** Record extracts **
■ ■ ■ ■
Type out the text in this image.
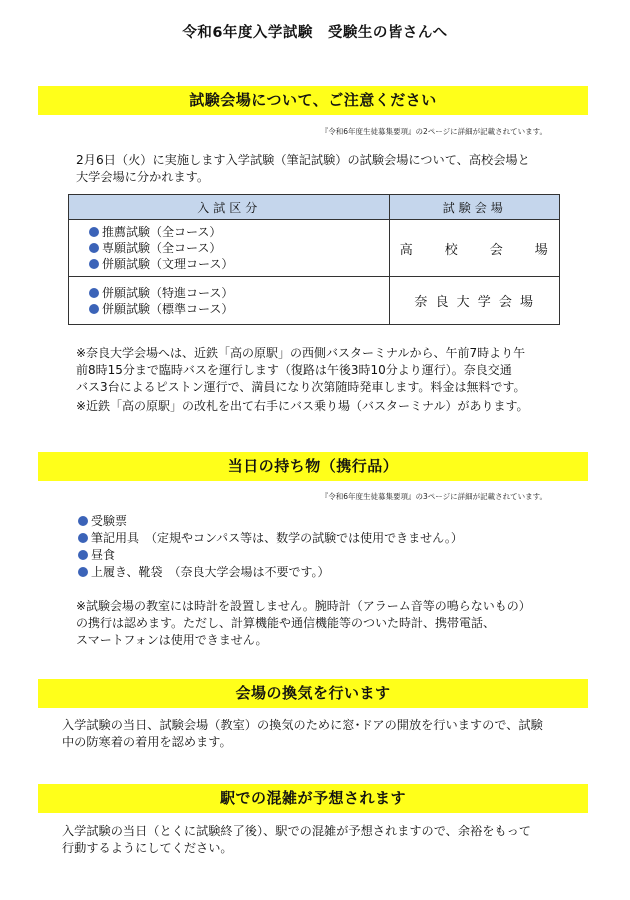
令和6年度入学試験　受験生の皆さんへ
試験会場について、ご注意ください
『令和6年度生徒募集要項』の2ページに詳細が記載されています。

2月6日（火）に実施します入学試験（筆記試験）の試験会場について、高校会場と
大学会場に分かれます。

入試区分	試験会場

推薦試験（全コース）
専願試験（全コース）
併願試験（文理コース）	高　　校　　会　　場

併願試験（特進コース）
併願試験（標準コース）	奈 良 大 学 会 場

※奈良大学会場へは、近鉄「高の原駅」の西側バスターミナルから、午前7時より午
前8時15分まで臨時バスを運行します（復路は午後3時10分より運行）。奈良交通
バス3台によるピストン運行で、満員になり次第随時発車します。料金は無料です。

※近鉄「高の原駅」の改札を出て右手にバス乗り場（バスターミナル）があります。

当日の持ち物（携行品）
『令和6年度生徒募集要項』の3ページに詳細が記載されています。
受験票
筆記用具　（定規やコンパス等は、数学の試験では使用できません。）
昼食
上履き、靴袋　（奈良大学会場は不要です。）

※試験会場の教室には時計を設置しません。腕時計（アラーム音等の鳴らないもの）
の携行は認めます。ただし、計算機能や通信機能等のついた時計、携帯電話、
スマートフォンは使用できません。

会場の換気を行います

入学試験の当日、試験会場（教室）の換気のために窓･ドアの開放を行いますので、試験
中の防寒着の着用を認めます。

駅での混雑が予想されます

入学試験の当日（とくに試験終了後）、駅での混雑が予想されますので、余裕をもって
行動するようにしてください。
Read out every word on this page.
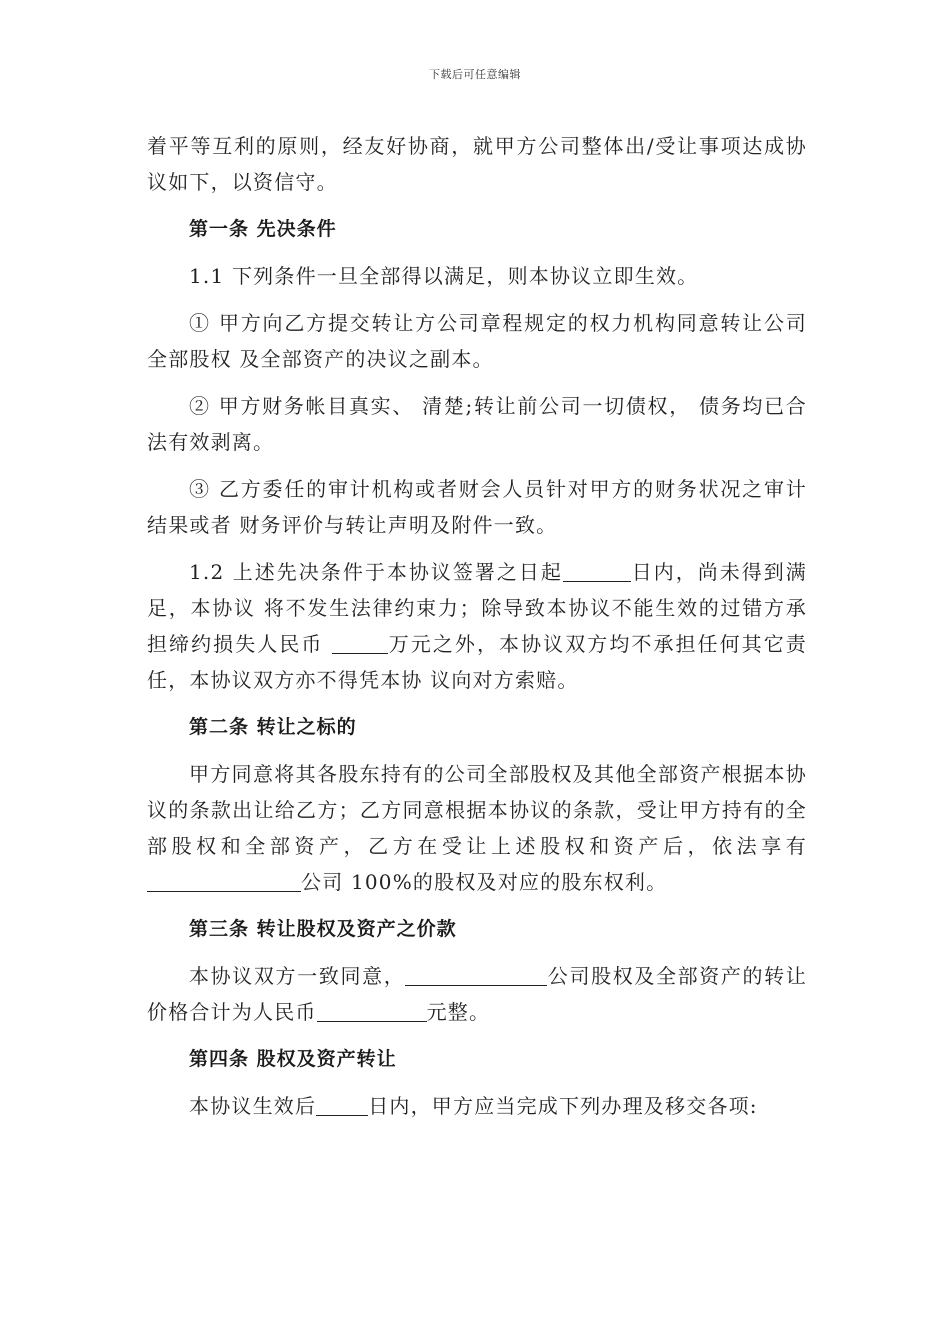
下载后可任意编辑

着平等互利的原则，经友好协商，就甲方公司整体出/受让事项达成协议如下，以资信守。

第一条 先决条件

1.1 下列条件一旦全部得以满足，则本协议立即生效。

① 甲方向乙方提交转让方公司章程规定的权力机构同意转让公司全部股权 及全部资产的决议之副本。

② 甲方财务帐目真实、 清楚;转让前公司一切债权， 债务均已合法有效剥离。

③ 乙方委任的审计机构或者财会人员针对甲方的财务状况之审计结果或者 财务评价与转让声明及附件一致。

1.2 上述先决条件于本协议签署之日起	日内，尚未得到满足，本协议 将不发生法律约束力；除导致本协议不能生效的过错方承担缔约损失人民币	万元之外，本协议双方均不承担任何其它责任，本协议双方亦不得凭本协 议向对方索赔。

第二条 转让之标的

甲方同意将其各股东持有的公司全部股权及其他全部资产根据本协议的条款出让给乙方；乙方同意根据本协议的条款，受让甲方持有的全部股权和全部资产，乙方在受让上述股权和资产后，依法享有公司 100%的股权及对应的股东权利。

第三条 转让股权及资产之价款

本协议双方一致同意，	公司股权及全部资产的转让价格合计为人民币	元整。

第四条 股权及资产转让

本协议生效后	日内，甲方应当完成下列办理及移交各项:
■ ■ ■ ■
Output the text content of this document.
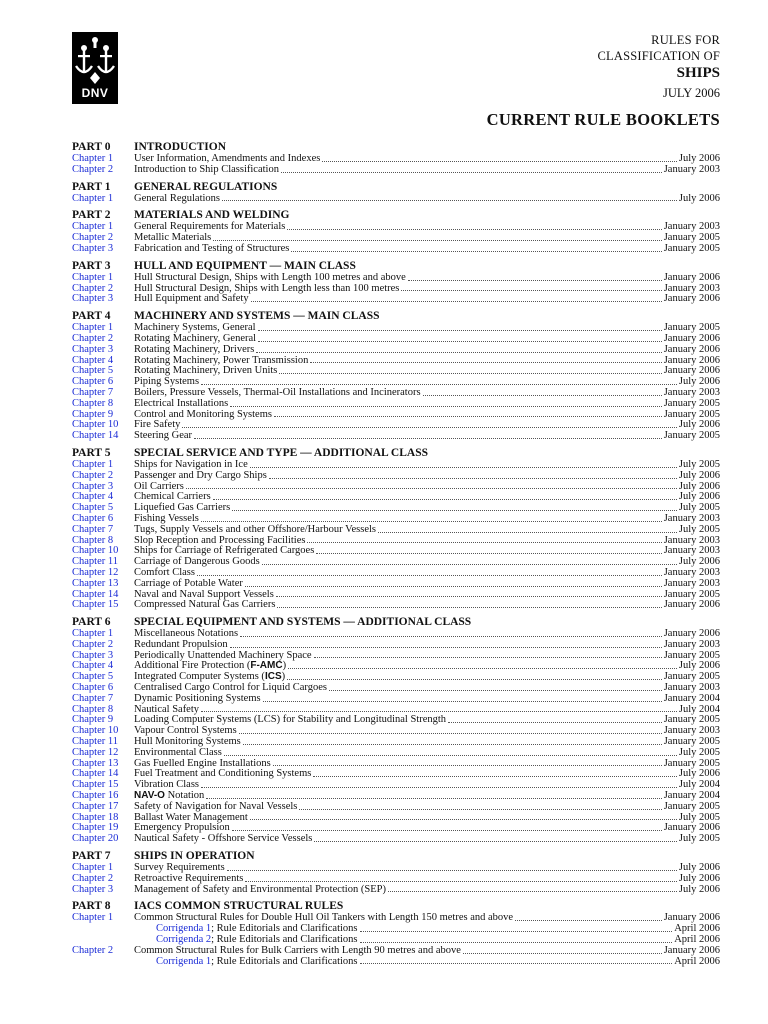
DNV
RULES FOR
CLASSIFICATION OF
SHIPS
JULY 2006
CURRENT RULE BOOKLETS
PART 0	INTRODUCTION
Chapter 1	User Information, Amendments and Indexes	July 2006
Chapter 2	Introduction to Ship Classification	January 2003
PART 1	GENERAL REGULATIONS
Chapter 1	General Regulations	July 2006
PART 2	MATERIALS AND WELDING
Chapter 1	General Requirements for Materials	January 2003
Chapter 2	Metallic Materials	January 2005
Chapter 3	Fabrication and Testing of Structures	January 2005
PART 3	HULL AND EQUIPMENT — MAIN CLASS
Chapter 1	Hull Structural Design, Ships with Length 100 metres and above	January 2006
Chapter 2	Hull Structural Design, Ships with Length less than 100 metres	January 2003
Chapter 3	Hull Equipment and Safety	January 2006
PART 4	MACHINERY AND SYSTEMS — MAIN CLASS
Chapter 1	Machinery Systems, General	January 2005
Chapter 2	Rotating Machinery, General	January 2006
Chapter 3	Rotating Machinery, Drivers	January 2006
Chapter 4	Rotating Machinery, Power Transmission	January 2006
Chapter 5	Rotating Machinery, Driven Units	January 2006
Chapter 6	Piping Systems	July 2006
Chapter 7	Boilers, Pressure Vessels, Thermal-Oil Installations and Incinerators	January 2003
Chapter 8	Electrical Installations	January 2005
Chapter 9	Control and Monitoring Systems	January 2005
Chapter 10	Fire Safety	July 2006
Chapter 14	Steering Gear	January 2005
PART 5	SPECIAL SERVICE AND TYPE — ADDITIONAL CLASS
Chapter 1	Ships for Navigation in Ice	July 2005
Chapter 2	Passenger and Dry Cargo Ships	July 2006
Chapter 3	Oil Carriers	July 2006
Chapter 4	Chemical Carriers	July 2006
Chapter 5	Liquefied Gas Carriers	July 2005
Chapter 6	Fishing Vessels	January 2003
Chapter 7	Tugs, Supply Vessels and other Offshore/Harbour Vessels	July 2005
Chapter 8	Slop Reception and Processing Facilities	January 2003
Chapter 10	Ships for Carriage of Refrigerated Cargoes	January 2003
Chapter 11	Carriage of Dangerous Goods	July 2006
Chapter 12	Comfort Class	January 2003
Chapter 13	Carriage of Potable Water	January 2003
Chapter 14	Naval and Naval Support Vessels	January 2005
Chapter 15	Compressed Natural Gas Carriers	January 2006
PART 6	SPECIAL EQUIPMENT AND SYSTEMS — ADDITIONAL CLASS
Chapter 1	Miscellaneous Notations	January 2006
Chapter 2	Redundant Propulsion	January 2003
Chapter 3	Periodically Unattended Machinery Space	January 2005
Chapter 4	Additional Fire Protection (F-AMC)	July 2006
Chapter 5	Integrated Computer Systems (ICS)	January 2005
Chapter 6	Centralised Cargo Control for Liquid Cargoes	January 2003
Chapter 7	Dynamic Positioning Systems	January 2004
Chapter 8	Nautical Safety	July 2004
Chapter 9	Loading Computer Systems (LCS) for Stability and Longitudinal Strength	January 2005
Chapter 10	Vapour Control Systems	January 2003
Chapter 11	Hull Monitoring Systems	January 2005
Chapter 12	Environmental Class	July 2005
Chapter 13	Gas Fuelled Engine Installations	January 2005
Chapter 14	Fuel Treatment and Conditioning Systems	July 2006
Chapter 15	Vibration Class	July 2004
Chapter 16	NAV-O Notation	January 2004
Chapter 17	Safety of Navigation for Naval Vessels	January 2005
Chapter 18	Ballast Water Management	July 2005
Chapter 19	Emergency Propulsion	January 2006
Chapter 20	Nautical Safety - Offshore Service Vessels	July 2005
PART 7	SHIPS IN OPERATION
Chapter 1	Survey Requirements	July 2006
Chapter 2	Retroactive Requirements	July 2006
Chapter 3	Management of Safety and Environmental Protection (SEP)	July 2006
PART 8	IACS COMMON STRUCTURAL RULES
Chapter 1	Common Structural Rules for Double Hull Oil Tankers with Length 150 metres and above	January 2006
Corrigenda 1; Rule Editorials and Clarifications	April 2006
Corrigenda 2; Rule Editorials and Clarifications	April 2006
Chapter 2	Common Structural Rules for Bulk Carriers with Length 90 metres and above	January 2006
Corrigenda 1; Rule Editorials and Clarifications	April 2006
■ ■ ■ ■
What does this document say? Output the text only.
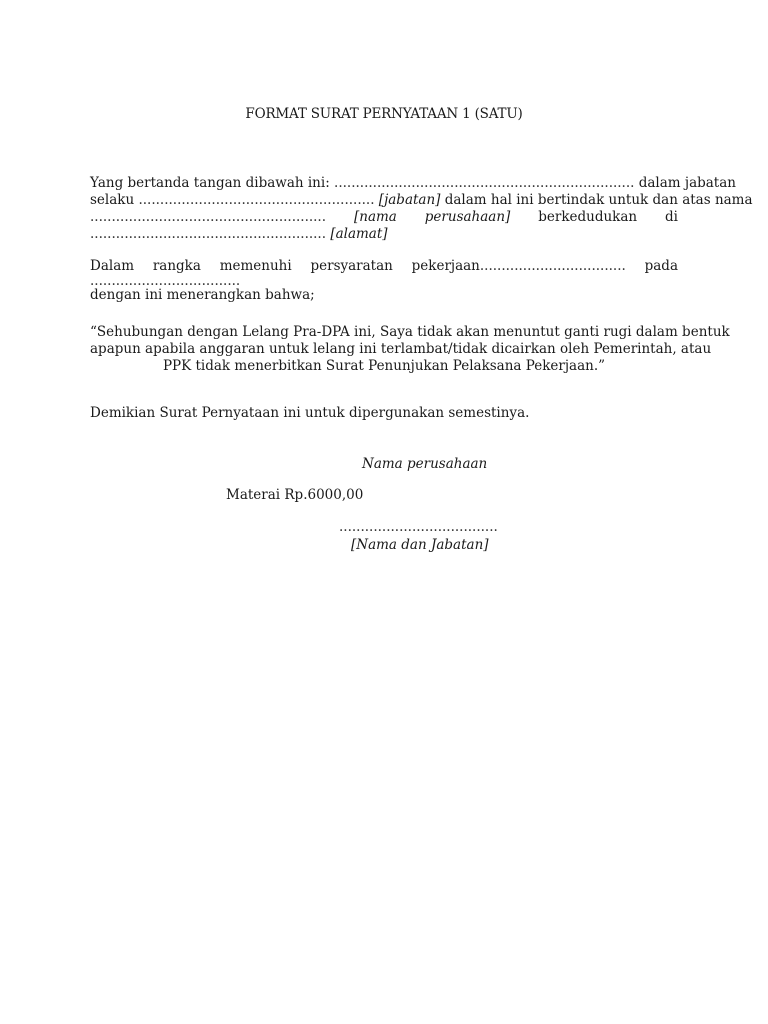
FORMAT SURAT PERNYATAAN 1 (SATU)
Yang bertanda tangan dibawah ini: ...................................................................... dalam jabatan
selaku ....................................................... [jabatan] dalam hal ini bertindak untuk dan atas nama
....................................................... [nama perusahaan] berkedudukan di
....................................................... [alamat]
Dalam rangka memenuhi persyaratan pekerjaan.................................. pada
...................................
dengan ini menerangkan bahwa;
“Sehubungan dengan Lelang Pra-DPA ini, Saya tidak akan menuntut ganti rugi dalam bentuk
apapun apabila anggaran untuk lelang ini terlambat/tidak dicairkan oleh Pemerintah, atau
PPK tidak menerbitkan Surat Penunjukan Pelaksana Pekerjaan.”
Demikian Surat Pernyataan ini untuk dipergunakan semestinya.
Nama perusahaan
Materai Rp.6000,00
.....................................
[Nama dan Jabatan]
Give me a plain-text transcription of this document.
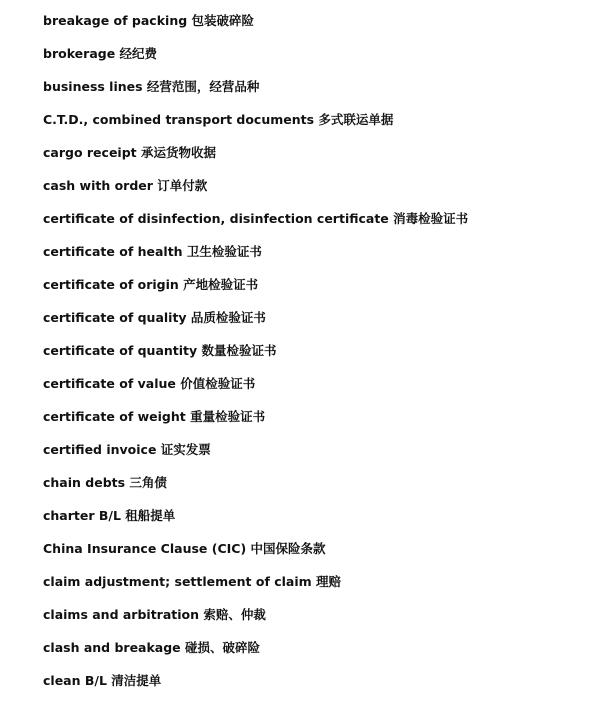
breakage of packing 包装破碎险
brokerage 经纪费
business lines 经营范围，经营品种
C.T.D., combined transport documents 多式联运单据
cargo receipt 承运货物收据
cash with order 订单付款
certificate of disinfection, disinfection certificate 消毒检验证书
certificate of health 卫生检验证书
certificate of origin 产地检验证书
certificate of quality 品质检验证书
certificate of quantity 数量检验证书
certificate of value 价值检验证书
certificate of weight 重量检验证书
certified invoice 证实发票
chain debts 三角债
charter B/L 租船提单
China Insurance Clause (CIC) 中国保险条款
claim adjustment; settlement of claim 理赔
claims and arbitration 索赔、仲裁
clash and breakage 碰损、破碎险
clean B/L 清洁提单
■ ■ ■ ■
** Exercise aim **
Go through the records above and copy every line with the word "Control".

** Response below **
Chapter 9	Control and Monitoring Systems	January 2005
Chapter 6	Centralised Cargo Control for Liquid Cargoes	January 2003
Chapter 10	Vapour Control Systems	January 2003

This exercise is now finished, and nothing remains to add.